*THE EXERCISE*. Repeat every entry word for word, but leave the images out of your copy.

(Part of a data file)
'''
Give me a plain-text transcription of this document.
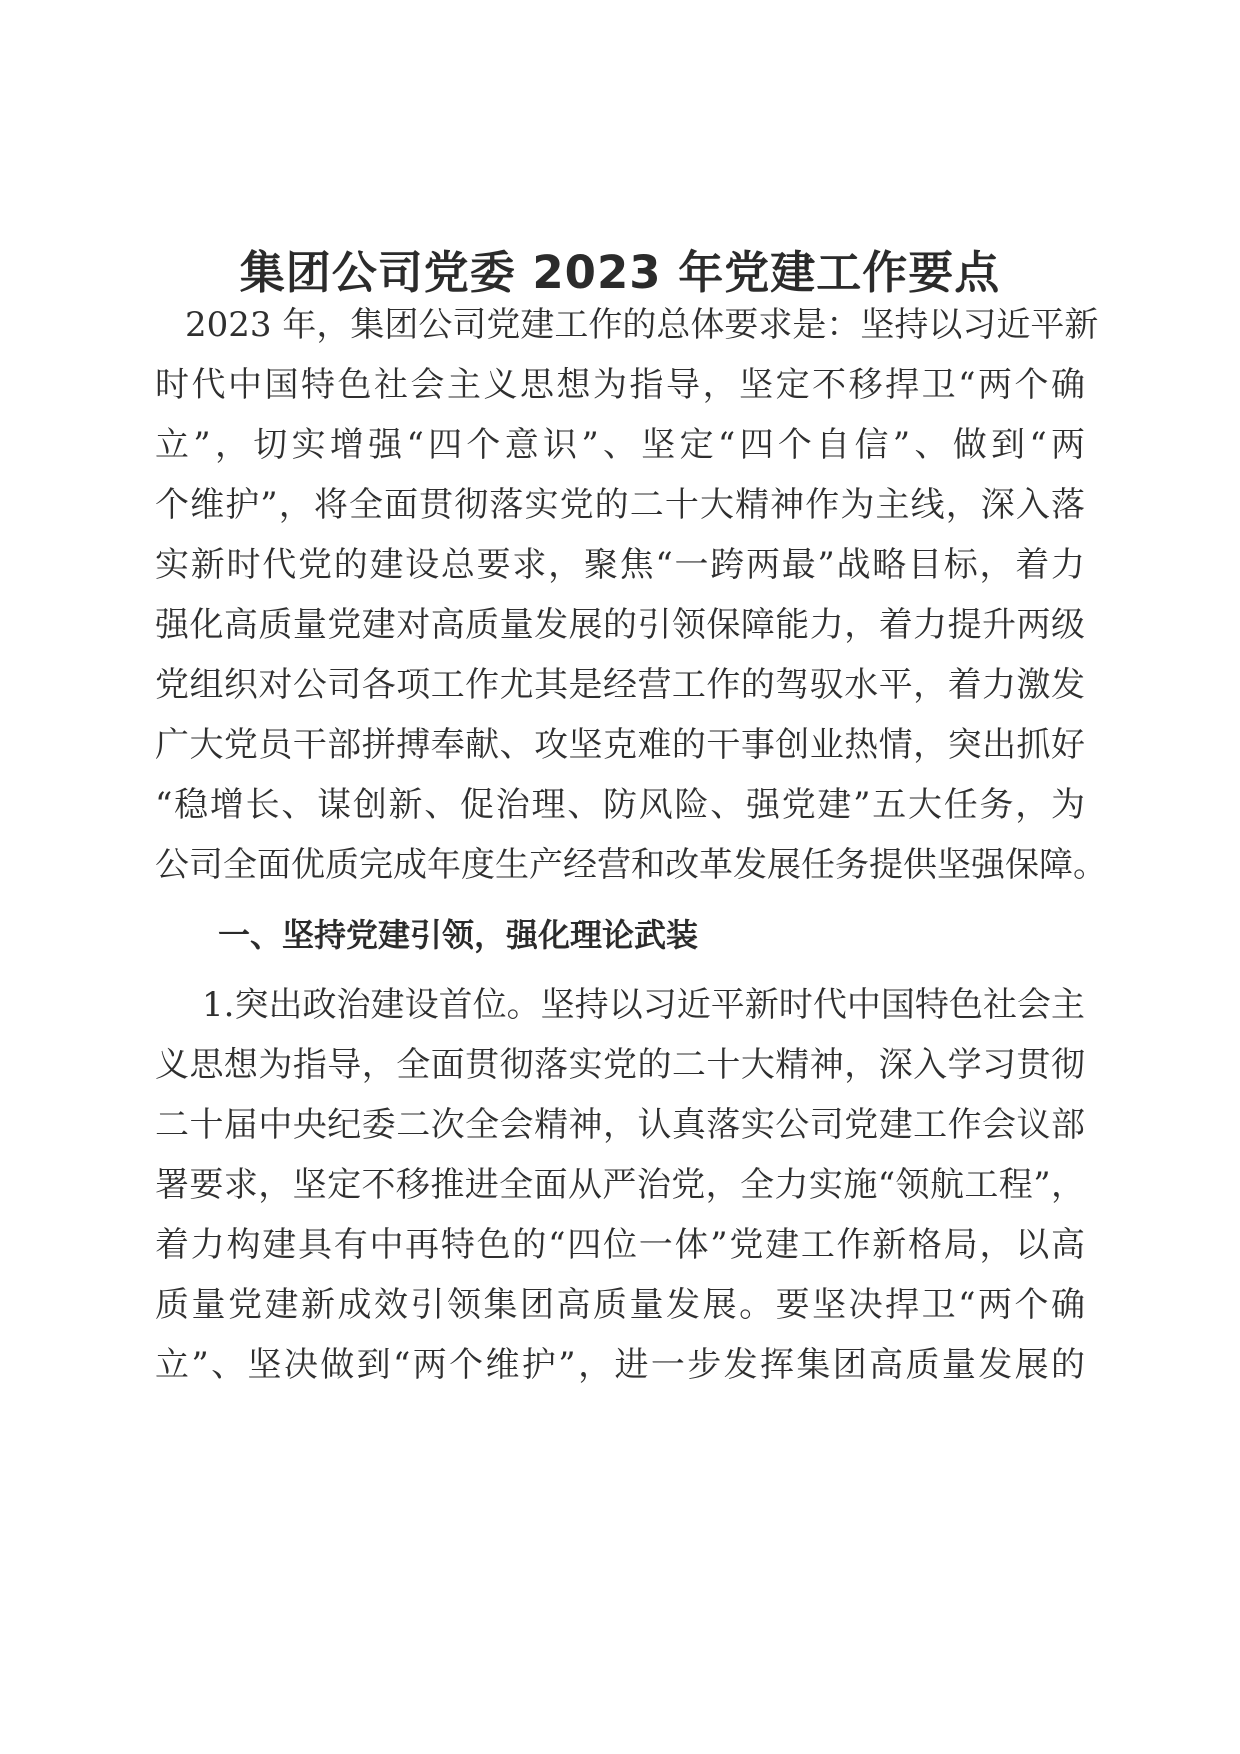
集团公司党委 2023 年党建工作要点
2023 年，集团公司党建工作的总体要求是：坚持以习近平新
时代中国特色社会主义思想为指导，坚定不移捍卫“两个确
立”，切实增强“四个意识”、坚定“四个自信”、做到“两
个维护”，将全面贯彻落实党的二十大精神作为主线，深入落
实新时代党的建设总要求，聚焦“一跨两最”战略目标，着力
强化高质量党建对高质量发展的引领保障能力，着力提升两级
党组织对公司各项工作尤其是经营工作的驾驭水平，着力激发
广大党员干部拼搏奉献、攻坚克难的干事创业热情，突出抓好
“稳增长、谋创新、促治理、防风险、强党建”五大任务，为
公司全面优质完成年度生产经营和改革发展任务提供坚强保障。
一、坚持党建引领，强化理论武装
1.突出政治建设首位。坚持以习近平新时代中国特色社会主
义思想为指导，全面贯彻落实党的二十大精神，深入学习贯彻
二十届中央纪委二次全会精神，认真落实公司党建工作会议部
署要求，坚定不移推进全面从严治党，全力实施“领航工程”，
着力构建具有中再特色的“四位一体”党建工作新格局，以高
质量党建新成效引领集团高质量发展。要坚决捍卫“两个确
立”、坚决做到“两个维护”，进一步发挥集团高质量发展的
'''
*EXERCISE SOLUTION*.
Give me a plain-text transcription of this document.
集团公司党委 2023 年党建工作要点
2023 年，集团公司党建工作的总体要求是：坚持以习近平新
时代中国特色社会主义思想为指导，坚定不移捍卫“两个确
立”，切实增强“四个意识”、坚定“四个自信”、做到“两
个维护”，将全面贯彻落实党的二十大精神作为主线，深入落
实新时代党的建设总要求，聚焦“一跨两最”战略目标，着力
强化高质量党建对高质量发展的引领保障能力，着力提升两级
党组织对公司各项工作尤其是经营工作的驾驭水平，着力激发
广大党员干部拼搏奉献、攻坚克难的干事创业热情，突出抓好
“稳增长、谋创新、促治理、防风险、强党建”五大任务，为
公司全面优质完成年度生产经营和改革发展任务提供坚强保障。
一、坚持党建引领，强化理论武装
1.突出政治建设首位。坚持以习近平新时代中国特色社会主
义思想为指导，全面贯彻落实党的二十大精神，深入学习贯彻
二十届中央纪委二次全会精神，认真落实公司党建工作会议部
署要求，坚定不移推进全面从严治党，全力实施“领航工程”，
着力构建具有中再特色的“四位一体”党建工作新格局，以高
质量党建新成效引领集团高质量发展。要坚决捍卫“两个确
立”、坚决做到“两个维护”，进一步发挥集团高质量发展的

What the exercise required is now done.